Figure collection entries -
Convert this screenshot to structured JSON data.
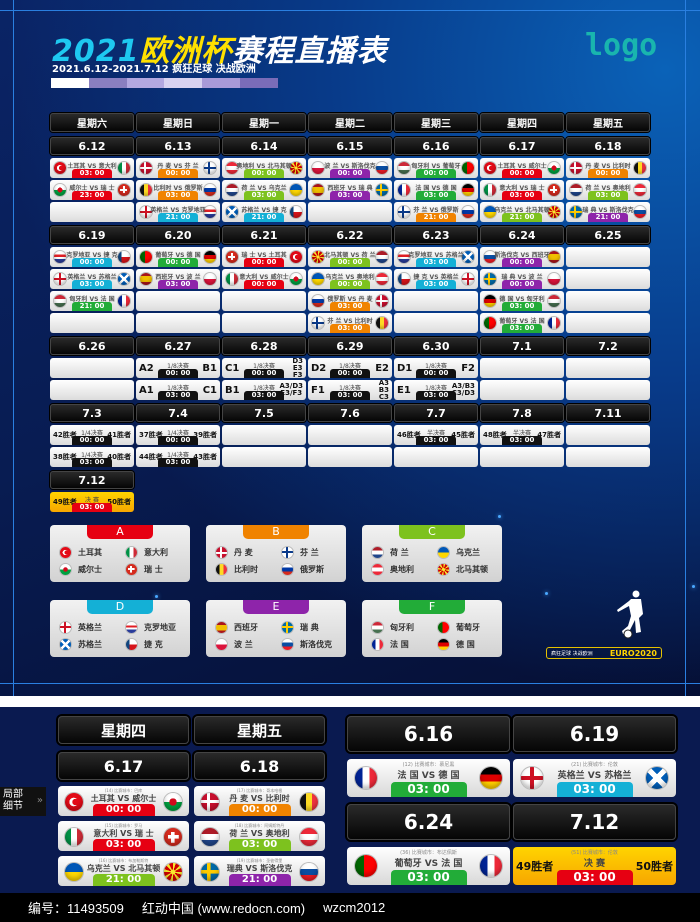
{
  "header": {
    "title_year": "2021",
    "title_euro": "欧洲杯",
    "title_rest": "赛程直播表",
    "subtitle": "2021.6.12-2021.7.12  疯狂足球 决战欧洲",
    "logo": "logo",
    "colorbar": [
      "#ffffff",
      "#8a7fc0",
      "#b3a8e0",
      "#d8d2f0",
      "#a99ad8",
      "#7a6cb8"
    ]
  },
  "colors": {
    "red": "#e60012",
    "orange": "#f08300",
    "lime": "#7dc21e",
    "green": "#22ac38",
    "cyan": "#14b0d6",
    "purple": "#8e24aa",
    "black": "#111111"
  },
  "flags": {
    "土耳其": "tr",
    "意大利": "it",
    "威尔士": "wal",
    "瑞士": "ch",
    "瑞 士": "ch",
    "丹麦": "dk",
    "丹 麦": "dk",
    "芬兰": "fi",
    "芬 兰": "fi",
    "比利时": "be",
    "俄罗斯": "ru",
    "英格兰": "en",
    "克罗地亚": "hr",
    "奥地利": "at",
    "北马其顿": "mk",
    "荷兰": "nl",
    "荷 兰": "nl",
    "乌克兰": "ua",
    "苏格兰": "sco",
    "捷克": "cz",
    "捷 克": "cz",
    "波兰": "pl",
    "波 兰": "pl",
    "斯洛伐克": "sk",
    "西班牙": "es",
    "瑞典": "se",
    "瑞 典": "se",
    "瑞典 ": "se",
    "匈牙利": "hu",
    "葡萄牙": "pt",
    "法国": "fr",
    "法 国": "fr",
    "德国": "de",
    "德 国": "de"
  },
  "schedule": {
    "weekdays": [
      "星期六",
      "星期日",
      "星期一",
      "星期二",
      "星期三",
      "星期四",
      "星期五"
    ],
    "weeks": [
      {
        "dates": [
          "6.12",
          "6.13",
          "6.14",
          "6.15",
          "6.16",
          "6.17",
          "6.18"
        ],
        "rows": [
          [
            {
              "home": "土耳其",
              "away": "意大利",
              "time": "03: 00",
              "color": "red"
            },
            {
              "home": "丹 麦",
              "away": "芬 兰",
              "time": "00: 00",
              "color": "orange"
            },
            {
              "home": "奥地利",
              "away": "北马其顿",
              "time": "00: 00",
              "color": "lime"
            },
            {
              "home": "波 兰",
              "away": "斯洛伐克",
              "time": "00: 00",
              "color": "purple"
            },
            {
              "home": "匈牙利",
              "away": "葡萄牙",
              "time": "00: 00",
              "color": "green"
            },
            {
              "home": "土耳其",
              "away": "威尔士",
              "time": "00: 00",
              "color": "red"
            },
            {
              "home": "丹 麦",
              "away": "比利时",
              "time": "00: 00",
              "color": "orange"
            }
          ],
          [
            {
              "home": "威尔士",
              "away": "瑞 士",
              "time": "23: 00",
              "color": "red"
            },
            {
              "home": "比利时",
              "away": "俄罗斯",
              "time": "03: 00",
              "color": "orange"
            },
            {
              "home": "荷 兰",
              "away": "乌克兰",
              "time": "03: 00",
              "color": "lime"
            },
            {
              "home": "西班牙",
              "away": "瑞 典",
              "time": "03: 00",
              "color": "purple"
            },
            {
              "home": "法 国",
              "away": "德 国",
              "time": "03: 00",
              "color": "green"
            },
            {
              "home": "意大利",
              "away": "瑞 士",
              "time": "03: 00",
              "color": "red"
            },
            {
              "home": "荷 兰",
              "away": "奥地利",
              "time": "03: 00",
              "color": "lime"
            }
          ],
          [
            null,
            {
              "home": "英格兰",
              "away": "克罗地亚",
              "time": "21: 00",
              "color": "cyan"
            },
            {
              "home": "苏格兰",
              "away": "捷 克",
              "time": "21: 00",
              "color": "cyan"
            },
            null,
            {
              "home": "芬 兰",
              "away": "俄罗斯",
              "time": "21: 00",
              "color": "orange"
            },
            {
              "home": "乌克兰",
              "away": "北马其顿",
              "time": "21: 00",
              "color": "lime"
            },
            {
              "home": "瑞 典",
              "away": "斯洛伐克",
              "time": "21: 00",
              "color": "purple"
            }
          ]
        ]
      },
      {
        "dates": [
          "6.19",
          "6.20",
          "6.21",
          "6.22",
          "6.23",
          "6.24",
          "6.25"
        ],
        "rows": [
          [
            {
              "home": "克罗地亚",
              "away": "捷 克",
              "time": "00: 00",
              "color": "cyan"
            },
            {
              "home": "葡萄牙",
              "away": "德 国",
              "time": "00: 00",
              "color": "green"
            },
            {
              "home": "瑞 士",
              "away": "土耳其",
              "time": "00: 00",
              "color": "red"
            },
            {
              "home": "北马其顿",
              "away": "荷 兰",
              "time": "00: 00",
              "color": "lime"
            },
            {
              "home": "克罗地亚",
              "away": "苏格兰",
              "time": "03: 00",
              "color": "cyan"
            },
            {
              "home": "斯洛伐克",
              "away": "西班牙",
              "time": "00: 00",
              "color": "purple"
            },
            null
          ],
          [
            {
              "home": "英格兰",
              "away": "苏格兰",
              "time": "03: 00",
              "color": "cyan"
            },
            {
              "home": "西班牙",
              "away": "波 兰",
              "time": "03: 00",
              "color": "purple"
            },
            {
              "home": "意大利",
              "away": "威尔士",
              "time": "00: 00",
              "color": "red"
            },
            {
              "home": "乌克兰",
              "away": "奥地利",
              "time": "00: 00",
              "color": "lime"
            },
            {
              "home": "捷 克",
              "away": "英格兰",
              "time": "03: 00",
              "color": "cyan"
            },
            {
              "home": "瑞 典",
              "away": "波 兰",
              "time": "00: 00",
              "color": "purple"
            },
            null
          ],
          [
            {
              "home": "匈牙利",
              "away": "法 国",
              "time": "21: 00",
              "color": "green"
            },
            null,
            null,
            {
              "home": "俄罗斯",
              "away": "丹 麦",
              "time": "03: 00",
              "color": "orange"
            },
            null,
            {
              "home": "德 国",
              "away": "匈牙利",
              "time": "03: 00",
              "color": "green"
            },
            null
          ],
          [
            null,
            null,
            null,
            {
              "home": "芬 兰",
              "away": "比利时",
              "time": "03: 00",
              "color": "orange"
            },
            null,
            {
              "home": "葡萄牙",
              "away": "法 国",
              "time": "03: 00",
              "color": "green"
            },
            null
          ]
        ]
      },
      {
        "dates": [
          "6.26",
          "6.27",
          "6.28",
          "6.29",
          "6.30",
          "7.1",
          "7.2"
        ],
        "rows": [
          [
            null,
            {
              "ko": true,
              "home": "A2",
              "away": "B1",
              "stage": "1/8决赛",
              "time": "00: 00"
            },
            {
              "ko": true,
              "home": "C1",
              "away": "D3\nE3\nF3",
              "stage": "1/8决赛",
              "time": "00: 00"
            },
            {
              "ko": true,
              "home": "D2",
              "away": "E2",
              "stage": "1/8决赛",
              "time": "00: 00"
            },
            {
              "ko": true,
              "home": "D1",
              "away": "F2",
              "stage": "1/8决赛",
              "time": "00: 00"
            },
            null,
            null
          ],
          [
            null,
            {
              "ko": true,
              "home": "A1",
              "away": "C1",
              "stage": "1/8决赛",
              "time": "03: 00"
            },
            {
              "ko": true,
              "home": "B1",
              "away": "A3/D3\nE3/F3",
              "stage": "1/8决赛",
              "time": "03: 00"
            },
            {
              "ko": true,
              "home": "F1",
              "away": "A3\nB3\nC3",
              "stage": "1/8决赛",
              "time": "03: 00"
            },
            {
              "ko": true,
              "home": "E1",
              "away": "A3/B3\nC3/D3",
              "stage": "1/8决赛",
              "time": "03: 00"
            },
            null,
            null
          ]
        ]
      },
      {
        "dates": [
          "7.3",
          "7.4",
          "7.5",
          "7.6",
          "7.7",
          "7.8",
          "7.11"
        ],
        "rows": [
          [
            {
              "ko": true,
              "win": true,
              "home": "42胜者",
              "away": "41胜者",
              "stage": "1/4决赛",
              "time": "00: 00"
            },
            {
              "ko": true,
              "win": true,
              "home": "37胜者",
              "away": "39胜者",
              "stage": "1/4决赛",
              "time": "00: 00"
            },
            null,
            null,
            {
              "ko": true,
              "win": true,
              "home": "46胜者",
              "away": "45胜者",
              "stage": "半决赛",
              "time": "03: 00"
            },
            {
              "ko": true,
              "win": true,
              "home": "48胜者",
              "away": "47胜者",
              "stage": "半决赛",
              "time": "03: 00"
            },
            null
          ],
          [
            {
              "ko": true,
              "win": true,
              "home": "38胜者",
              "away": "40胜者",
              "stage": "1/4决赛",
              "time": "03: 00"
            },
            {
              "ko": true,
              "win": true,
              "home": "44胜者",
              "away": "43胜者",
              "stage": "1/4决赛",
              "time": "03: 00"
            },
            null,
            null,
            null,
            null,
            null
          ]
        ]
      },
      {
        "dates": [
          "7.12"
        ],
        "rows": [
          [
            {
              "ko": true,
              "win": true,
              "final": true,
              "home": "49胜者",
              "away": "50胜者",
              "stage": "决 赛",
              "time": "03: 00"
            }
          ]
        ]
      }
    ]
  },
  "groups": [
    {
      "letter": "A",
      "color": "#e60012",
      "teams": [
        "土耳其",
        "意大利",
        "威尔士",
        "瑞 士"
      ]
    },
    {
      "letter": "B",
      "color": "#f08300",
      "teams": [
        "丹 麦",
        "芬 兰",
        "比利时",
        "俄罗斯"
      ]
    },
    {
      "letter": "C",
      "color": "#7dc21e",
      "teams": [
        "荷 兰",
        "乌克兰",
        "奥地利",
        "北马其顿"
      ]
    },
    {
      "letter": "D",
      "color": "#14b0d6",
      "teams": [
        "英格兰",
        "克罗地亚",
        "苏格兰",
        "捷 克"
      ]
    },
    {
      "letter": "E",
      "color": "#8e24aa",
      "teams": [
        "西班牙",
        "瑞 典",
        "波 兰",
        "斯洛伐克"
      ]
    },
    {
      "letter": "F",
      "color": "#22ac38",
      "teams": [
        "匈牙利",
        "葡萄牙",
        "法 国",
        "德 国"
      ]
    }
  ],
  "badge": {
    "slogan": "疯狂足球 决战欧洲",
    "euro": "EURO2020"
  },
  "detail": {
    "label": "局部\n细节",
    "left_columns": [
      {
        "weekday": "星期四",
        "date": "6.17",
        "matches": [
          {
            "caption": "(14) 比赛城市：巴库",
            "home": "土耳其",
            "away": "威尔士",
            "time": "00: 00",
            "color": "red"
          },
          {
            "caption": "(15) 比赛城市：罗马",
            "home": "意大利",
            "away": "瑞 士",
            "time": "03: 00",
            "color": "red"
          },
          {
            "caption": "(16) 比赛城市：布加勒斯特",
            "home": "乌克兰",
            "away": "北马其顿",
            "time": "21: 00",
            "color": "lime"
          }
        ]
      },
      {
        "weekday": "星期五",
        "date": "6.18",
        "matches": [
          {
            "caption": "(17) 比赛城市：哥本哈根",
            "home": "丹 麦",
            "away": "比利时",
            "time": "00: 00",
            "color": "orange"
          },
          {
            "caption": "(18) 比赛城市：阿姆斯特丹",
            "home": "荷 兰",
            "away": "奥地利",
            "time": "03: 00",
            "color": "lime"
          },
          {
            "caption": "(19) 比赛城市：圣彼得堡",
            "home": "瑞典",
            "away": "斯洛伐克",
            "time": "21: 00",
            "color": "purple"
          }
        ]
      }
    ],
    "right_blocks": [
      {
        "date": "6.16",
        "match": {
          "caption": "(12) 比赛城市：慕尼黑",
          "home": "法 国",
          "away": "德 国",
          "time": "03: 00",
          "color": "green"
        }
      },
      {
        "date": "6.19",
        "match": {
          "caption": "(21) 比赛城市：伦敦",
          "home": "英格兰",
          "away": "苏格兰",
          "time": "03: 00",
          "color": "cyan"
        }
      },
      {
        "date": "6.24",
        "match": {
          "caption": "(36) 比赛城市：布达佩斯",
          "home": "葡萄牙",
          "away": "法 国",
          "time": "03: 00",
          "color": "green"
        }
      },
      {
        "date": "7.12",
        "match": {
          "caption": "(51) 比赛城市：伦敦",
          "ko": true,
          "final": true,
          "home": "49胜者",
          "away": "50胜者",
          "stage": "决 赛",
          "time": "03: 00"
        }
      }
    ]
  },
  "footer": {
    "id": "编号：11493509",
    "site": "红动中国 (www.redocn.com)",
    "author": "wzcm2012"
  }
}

* * *

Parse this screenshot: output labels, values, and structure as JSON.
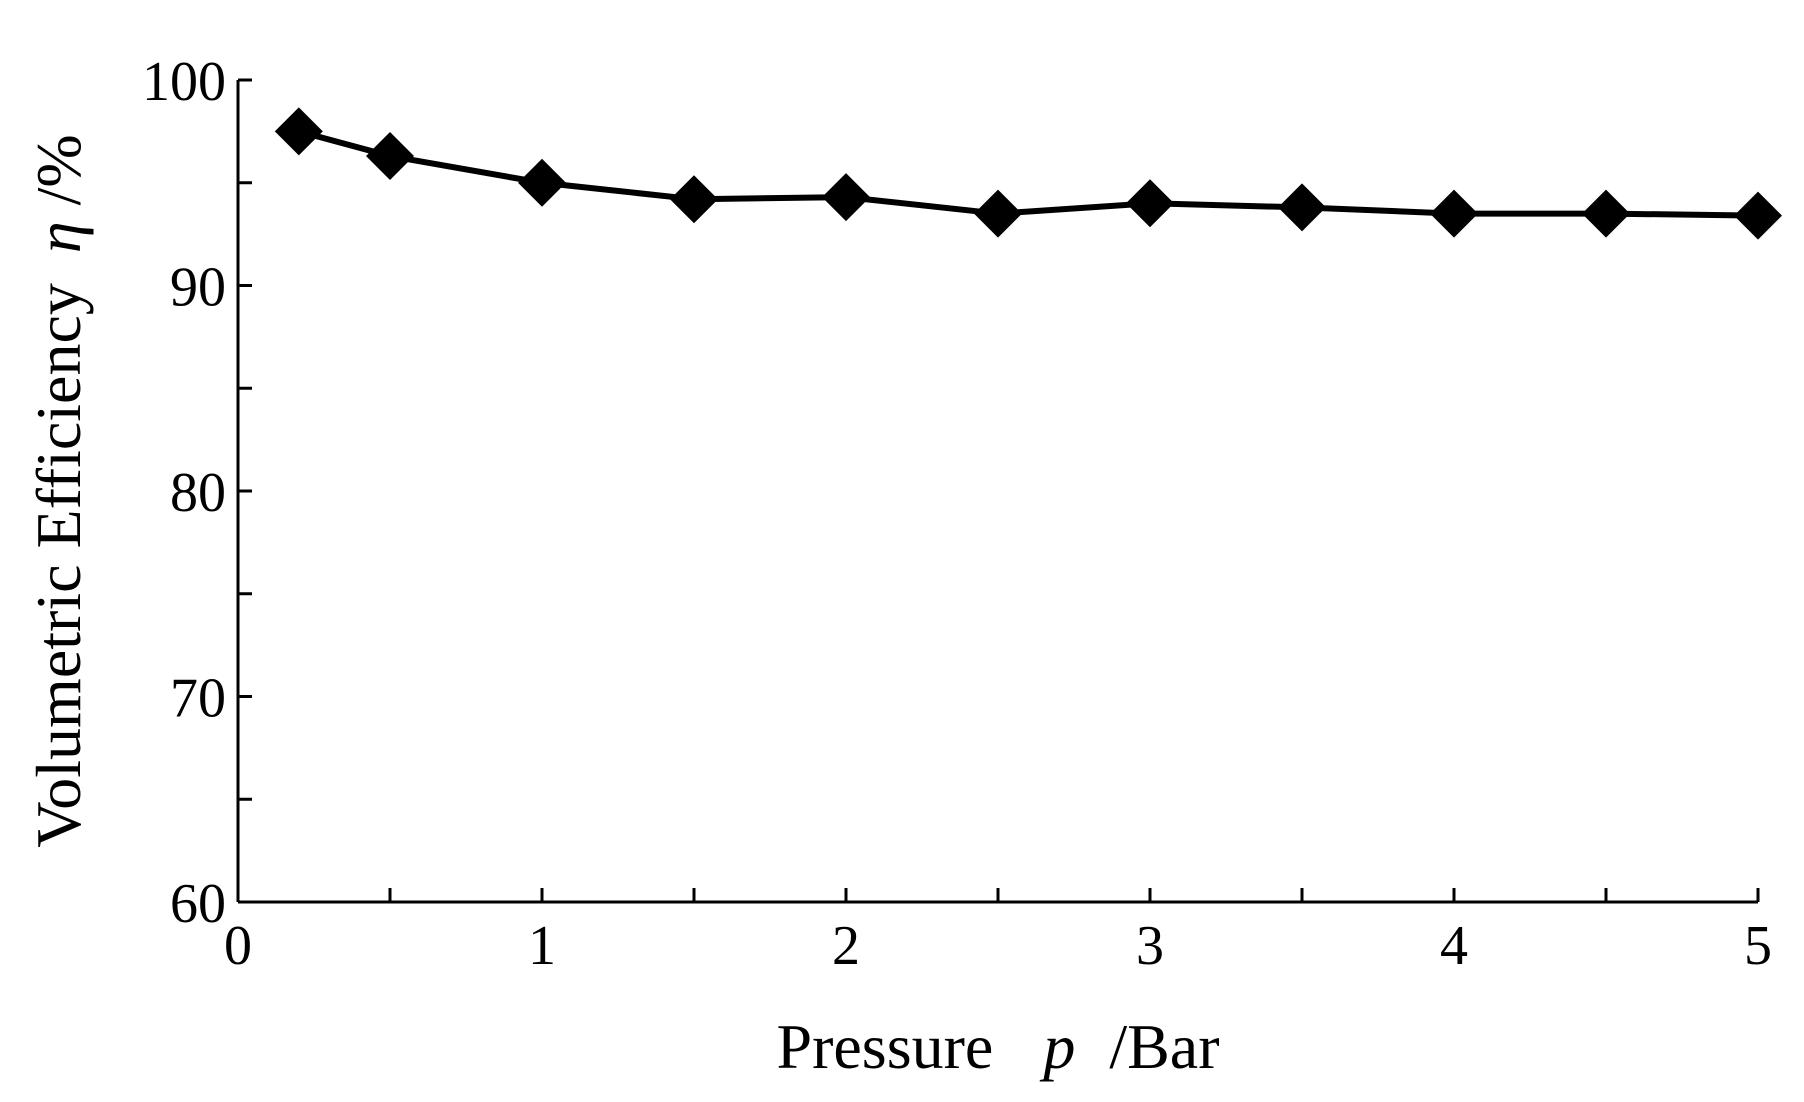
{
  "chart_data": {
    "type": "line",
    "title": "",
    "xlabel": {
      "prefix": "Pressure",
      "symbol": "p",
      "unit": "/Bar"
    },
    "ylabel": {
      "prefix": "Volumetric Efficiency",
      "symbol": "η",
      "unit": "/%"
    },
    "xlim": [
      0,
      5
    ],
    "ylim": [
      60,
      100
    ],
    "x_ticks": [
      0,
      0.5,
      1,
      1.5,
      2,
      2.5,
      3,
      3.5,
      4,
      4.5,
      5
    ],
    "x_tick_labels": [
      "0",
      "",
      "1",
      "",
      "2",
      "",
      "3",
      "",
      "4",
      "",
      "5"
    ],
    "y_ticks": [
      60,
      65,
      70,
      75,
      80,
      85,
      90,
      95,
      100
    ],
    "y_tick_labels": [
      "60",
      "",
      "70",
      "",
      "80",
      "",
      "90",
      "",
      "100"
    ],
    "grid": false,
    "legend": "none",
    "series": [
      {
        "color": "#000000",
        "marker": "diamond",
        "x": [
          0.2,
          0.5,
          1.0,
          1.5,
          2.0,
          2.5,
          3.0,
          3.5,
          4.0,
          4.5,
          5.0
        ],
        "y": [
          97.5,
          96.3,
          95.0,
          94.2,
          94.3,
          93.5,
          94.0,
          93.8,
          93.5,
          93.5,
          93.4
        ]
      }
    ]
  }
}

Goal - Pick each line holding the word "北马其顿" out of the data and copy it.

Result of the task -
    "北马其顿": "mk",
              "away": "北马其顿",
              "away": "北马其顿",
              "home": "北马其顿",
        "北马其顿"
            "away": "北马其顿",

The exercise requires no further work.